## What is asked
Type out the material below exactly.

[Dataset items]
⟨
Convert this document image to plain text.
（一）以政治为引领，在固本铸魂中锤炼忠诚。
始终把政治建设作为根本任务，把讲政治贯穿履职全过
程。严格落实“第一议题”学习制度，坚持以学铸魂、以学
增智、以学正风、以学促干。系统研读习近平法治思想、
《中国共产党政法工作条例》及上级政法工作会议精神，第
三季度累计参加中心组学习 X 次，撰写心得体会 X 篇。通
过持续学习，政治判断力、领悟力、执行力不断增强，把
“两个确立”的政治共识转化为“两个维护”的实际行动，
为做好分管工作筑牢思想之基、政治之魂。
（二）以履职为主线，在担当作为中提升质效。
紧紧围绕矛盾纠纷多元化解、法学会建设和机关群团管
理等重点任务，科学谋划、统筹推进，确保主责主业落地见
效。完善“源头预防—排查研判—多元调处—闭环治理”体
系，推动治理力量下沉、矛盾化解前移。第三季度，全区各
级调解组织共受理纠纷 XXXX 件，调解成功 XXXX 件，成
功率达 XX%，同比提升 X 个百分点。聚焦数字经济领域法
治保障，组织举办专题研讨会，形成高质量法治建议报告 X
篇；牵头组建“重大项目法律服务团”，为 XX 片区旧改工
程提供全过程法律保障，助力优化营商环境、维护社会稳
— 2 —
⟩
## Full response
Convert this document image to plain text.
（一）以政治为引领，在固本铸魂中锤炼忠诚。
始终把政治建设作为根本任务，把讲政治贯穿履职全过
程。严格落实“第一议题”学习制度，坚持以学铸魂、以学
增智、以学正风、以学促干。系统研读习近平法治思想、
《中国共产党政法工作条例》及上级政法工作会议精神，第
三季度累计参加中心组学习 X 次，撰写心得体会 X 篇。通
过持续学习，政治判断力、领悟力、执行力不断增强，把
“两个确立”的政治共识转化为“两个维护”的实际行动，
为做好分管工作筑牢思想之基、政治之魂。
（二）以履职为主线，在担当作为中提升质效。
紧紧围绕矛盾纠纷多元化解、法学会建设和机关群团管
理等重点任务，科学谋划、统筹推进，确保主责主业落地见
效。完善“源头预防—排查研判—多元调处—闭环治理”体
系，推动治理力量下沉、矛盾化解前移。第三季度，全区各
级调解组织共受理纠纷 XXXX 件，调解成功 XXXX 件，成
功率达 XX%，同比提升 X 个百分点。聚焦数字经济领域法
治保障，组织举办专题研讨会，形成高质量法治建议报告 X
篇；牵头组建“重大项目法律服务团”，为 XX 片区旧改工
程提供全过程法律保障，助力优化营商环境、维护社会稳
— 2 —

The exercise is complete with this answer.